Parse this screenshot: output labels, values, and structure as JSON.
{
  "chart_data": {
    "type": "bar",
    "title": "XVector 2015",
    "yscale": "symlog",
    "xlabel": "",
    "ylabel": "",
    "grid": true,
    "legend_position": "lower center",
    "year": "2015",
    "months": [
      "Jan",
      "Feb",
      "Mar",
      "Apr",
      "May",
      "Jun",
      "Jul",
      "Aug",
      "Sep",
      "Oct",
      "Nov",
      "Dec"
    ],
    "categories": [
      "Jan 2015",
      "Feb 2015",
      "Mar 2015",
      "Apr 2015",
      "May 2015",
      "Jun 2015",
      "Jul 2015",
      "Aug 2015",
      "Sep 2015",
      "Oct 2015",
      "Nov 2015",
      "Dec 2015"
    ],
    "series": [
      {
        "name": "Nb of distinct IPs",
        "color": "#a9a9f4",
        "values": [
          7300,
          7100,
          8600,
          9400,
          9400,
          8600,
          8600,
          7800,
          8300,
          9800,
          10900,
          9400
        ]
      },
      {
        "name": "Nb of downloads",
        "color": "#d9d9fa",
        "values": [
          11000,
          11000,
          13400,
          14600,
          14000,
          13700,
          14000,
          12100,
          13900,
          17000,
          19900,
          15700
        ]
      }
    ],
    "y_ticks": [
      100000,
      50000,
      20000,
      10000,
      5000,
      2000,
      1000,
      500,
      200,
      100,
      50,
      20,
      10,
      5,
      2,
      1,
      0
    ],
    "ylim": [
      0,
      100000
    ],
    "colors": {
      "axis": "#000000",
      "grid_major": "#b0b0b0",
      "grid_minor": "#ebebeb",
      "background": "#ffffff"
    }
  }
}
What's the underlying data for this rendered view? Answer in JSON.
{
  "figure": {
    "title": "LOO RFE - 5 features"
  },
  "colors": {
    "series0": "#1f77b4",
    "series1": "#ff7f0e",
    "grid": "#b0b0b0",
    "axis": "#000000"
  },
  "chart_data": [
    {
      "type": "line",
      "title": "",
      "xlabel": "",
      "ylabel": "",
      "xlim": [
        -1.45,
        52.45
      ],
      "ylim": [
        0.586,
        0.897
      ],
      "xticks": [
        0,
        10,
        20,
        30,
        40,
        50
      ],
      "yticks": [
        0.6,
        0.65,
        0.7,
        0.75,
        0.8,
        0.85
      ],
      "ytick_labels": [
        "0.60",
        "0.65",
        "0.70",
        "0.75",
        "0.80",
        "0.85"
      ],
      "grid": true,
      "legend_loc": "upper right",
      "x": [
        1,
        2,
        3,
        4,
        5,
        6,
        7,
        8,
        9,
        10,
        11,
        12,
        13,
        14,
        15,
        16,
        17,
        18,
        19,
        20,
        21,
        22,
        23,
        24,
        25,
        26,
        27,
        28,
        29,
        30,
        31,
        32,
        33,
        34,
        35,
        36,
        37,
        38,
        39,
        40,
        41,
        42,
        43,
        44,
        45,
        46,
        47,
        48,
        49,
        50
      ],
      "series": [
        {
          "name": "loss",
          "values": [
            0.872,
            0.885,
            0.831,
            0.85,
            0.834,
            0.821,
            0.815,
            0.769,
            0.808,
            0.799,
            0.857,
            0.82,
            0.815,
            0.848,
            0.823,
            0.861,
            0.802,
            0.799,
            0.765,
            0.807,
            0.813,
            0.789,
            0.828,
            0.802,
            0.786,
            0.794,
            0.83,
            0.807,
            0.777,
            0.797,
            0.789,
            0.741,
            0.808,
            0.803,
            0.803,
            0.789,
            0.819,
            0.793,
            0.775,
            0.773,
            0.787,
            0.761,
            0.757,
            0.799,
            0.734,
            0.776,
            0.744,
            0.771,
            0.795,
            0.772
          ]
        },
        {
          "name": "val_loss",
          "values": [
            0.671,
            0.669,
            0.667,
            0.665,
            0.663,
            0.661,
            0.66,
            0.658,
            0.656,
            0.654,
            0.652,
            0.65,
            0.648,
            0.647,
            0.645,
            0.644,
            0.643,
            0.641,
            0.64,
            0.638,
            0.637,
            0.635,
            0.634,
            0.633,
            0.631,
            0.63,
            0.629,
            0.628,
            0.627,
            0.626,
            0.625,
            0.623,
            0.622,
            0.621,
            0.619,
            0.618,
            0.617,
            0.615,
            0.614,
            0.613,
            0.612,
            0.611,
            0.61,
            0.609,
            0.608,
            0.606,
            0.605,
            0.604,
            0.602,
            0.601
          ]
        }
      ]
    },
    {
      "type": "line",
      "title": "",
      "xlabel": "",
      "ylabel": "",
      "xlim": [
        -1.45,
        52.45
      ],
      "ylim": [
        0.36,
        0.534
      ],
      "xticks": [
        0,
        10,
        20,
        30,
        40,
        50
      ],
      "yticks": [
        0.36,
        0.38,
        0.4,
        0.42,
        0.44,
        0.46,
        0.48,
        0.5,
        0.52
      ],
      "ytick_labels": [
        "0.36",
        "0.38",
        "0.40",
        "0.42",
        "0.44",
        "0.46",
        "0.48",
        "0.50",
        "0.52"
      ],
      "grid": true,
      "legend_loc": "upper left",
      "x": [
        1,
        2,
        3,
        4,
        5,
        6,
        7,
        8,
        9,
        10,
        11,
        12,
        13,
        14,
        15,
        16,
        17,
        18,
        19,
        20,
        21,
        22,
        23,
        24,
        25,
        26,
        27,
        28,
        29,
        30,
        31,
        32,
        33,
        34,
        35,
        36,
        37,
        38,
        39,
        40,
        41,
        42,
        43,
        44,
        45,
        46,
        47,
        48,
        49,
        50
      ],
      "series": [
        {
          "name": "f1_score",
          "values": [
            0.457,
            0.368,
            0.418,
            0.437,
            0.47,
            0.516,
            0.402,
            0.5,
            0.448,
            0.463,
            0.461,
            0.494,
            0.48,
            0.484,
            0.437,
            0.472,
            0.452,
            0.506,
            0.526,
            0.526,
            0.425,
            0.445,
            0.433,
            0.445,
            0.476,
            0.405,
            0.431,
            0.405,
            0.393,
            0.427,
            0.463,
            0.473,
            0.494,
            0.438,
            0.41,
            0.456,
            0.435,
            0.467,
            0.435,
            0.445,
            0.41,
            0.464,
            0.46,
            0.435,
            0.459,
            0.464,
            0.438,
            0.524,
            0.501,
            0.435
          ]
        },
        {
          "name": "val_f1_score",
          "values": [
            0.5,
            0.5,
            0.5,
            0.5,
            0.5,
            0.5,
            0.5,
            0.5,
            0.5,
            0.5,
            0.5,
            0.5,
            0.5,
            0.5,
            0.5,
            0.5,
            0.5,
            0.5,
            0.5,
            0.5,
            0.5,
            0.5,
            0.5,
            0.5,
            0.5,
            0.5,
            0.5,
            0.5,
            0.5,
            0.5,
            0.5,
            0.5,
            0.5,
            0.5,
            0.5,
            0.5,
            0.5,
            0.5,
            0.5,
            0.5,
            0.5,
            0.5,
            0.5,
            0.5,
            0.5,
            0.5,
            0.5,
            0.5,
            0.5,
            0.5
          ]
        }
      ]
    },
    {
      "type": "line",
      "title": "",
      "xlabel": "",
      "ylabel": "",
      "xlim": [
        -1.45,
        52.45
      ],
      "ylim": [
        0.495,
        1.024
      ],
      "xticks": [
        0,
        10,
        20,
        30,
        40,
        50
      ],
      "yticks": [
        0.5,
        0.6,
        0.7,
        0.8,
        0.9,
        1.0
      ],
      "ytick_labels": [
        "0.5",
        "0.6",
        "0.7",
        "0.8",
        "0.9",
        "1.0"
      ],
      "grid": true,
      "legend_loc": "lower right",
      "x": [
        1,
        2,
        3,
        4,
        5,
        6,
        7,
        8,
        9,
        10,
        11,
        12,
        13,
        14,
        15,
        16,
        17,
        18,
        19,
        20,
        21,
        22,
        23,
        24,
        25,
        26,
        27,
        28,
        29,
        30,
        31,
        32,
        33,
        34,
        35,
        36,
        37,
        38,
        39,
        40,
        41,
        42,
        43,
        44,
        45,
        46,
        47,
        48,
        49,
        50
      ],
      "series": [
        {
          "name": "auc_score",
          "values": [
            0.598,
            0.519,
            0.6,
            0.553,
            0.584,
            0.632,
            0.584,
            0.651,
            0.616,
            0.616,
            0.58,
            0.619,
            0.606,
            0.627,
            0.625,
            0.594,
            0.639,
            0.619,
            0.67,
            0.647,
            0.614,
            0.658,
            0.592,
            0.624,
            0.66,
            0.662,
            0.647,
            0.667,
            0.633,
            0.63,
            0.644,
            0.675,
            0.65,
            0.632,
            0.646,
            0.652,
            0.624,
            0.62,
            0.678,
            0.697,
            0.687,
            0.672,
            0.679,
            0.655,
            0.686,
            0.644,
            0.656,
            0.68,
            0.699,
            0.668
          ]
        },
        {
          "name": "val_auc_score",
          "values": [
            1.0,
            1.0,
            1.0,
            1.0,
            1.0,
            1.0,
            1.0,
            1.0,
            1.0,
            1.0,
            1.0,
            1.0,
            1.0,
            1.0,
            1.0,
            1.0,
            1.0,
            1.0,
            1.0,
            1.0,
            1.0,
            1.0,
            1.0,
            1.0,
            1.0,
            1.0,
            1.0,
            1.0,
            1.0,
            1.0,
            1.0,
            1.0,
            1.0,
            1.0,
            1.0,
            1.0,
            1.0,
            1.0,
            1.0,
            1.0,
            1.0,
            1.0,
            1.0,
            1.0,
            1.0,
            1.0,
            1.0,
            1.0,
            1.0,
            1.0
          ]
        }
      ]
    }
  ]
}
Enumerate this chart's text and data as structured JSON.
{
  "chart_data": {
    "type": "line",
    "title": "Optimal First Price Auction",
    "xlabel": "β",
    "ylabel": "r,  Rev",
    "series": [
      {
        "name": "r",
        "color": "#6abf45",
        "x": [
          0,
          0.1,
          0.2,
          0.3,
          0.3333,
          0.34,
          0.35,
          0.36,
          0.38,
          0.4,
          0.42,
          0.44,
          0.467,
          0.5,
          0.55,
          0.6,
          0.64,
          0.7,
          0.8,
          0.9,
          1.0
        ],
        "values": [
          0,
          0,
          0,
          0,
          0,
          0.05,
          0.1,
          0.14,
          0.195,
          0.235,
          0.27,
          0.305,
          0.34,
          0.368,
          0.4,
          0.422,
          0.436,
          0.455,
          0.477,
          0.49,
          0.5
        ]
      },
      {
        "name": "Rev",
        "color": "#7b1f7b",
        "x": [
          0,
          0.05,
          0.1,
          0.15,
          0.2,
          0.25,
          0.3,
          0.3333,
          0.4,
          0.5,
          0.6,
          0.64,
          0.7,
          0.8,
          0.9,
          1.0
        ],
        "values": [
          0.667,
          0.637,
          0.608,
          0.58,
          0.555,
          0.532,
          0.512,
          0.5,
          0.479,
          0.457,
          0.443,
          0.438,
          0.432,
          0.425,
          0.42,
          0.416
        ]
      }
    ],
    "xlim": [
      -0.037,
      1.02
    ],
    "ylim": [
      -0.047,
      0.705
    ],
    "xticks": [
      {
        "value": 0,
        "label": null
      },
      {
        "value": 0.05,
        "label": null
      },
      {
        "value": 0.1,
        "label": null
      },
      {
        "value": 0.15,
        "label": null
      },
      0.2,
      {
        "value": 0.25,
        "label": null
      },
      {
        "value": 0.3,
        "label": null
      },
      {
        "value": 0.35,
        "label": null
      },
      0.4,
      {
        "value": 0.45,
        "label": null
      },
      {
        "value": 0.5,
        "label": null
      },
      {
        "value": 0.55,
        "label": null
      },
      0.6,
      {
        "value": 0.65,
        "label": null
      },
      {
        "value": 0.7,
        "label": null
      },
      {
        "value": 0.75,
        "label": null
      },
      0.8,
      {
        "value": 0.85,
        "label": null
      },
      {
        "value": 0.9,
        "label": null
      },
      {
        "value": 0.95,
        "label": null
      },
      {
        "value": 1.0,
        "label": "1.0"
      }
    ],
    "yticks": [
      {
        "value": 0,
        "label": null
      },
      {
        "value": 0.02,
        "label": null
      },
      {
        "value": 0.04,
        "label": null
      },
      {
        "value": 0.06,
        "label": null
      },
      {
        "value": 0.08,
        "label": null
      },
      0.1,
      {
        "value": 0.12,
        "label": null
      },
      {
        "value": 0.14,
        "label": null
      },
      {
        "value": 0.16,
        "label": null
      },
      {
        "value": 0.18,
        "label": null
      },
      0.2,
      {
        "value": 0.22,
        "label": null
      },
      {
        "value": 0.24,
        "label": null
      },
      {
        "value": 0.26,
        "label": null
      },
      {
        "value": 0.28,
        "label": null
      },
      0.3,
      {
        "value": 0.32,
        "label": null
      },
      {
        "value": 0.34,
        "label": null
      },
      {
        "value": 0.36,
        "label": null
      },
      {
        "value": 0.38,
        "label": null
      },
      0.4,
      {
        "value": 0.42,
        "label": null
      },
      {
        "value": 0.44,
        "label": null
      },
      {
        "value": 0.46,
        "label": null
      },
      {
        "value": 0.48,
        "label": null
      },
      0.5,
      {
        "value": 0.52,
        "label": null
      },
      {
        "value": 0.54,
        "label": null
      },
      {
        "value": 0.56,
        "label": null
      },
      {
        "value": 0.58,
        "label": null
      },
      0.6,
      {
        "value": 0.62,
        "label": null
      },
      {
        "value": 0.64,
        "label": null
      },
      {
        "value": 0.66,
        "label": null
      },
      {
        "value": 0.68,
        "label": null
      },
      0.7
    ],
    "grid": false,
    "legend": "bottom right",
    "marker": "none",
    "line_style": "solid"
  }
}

# Short exercise
In the records above, locate each line with the word "lower". Copy all such lines.

# Response
    "legend_position": "lower center",
      "legend_loc": "lower right",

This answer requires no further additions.